* BEGIN SOURCE DATA *

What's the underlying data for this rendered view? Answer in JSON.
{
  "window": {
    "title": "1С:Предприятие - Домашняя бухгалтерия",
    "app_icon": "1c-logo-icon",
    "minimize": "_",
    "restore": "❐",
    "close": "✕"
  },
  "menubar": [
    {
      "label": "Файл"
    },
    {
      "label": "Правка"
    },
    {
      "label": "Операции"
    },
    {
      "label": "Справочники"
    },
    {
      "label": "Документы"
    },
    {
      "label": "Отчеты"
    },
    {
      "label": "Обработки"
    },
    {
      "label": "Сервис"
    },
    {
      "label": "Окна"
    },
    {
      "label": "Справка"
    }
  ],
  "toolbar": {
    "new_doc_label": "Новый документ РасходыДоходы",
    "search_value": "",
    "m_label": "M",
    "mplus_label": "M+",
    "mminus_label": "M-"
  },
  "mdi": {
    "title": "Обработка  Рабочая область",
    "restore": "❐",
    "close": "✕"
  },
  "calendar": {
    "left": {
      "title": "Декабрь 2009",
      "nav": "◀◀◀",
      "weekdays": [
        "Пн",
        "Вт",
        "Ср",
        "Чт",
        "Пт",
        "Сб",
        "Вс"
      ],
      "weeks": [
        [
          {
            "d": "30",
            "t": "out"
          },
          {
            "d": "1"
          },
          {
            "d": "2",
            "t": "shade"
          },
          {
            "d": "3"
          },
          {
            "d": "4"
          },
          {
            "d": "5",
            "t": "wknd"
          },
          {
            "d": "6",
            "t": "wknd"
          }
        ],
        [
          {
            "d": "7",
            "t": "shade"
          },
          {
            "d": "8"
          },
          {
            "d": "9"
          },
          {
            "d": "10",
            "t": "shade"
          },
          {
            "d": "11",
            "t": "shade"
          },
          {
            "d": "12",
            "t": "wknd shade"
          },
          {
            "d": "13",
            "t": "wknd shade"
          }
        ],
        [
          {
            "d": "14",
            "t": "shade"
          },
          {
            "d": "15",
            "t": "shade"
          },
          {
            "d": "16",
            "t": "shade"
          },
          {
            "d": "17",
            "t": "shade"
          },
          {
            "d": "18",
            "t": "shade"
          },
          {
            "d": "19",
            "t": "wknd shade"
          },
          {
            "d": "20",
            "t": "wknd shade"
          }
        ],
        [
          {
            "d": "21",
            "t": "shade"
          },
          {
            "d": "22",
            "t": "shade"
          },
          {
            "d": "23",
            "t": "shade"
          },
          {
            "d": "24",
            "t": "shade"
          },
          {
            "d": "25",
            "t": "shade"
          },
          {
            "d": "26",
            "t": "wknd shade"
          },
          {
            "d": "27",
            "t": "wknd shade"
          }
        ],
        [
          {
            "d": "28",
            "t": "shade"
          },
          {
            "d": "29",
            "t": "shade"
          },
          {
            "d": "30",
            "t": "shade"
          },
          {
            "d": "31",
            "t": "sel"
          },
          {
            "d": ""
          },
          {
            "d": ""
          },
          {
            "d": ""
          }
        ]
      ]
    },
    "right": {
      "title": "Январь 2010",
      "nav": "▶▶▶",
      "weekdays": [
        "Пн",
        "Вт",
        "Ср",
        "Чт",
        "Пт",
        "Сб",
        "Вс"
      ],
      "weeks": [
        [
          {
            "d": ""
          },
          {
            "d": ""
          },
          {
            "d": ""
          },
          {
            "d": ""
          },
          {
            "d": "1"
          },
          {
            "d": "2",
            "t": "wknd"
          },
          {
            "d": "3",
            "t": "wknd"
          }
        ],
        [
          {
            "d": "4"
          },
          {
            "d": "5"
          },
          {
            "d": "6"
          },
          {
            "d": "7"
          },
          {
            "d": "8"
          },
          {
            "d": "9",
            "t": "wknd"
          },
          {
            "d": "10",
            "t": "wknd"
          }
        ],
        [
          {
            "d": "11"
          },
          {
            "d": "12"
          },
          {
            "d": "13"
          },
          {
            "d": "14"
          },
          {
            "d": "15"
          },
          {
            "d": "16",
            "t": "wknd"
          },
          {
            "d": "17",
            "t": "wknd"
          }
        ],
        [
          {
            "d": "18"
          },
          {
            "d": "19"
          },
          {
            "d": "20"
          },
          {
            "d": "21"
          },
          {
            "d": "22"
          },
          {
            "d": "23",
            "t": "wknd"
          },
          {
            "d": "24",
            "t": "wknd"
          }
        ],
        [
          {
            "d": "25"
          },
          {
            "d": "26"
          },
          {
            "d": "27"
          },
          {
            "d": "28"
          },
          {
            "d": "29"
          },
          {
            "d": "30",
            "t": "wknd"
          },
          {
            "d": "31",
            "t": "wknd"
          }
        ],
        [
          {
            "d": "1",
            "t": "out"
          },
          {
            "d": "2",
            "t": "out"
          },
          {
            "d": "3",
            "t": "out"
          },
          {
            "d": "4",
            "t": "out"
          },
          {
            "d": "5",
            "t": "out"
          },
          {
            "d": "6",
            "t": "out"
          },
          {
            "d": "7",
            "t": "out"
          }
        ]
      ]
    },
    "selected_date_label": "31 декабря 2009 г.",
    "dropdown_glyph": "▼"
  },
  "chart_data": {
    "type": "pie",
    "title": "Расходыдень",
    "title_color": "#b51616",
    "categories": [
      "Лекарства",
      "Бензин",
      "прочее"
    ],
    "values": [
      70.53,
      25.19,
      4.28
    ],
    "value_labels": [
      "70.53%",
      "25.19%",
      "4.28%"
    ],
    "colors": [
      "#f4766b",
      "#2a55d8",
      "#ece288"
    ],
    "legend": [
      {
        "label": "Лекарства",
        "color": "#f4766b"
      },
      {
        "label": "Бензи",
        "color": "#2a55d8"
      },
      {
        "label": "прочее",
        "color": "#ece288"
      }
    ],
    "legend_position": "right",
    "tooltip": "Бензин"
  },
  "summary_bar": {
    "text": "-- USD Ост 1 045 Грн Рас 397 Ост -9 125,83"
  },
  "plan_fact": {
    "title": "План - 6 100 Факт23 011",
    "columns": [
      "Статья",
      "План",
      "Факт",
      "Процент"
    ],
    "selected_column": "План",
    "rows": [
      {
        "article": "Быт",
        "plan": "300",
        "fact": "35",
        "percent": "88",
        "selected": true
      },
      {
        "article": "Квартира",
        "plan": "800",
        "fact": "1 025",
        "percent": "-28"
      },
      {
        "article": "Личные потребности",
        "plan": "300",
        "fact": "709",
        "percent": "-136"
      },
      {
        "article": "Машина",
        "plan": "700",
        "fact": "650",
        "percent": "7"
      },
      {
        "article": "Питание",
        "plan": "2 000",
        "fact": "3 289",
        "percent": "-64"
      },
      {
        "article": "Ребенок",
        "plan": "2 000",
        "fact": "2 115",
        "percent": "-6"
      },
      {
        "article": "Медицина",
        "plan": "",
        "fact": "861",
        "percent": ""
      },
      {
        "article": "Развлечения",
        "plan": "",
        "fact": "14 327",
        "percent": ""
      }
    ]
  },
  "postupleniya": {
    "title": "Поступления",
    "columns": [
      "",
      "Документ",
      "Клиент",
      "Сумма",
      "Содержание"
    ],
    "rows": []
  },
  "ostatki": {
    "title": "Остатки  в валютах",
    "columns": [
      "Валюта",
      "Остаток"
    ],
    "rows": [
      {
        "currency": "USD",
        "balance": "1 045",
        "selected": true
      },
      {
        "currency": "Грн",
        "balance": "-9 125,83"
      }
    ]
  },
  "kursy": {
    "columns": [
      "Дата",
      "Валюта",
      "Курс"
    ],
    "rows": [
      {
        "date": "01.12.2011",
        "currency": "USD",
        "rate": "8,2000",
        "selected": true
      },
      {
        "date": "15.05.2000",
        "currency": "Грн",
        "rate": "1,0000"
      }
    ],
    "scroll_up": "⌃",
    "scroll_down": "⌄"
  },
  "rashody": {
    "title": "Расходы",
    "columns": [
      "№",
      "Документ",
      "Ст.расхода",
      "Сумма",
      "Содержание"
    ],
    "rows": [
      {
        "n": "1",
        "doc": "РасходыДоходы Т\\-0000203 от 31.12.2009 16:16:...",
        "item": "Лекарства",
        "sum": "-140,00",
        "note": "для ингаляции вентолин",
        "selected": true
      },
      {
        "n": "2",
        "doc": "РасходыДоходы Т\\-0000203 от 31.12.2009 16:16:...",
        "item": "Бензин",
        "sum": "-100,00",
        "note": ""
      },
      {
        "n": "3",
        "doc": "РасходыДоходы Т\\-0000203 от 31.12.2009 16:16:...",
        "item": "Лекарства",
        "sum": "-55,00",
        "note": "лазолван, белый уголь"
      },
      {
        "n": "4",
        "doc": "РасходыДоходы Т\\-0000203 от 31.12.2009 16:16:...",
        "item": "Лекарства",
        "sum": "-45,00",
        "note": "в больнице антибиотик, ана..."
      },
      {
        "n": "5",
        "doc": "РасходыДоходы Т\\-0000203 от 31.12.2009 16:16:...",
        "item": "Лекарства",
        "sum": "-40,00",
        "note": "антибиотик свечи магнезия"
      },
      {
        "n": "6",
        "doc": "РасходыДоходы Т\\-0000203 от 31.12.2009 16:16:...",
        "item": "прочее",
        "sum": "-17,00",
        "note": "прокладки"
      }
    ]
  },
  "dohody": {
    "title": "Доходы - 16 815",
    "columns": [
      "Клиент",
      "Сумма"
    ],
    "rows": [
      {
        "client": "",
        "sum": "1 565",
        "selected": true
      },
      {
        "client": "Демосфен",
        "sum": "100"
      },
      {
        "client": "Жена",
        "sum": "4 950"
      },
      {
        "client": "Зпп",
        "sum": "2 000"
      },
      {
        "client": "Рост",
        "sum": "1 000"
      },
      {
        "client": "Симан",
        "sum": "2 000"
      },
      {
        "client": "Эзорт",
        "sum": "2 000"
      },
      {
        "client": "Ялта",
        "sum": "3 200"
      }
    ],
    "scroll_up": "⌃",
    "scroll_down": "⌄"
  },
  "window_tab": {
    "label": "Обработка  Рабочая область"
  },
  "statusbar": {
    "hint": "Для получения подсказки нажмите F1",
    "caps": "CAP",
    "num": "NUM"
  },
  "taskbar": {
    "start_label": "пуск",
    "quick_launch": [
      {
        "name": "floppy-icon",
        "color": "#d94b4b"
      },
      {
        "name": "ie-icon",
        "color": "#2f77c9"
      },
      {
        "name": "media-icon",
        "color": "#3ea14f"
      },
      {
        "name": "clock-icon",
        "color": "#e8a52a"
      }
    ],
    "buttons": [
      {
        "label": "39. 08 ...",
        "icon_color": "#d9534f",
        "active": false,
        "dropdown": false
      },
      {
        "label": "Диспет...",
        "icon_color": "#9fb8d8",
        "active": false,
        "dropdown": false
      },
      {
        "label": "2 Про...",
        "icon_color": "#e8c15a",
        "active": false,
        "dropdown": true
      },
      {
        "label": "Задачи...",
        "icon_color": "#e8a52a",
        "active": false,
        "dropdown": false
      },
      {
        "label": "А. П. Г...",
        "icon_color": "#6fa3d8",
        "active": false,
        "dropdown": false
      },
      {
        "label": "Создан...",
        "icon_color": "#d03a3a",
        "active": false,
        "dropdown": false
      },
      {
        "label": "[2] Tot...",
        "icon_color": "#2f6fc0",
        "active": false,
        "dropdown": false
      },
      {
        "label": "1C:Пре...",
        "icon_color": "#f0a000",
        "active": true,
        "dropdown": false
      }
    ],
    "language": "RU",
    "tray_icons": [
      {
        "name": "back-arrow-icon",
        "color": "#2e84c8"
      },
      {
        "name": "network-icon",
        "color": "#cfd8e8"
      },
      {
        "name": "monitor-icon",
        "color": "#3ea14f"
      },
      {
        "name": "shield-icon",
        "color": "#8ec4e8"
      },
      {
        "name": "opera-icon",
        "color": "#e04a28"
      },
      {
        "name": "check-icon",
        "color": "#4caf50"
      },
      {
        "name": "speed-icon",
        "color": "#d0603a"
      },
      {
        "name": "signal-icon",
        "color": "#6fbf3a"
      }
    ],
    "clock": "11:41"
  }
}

* END SOURCE DATA *

EXERCISE BRIEF:
Locate the string "note" in the listing above and copy every line where it occurs.

COMPLETED TASK:
        "note": "для ингаляции вентолин",
        "note": ""
        "note": "лазолван, белый уголь"
        "note": "в больнице антибиотик, ана..."
        "note": "антибиотик свечи магнезия"
        "note": "прокладки"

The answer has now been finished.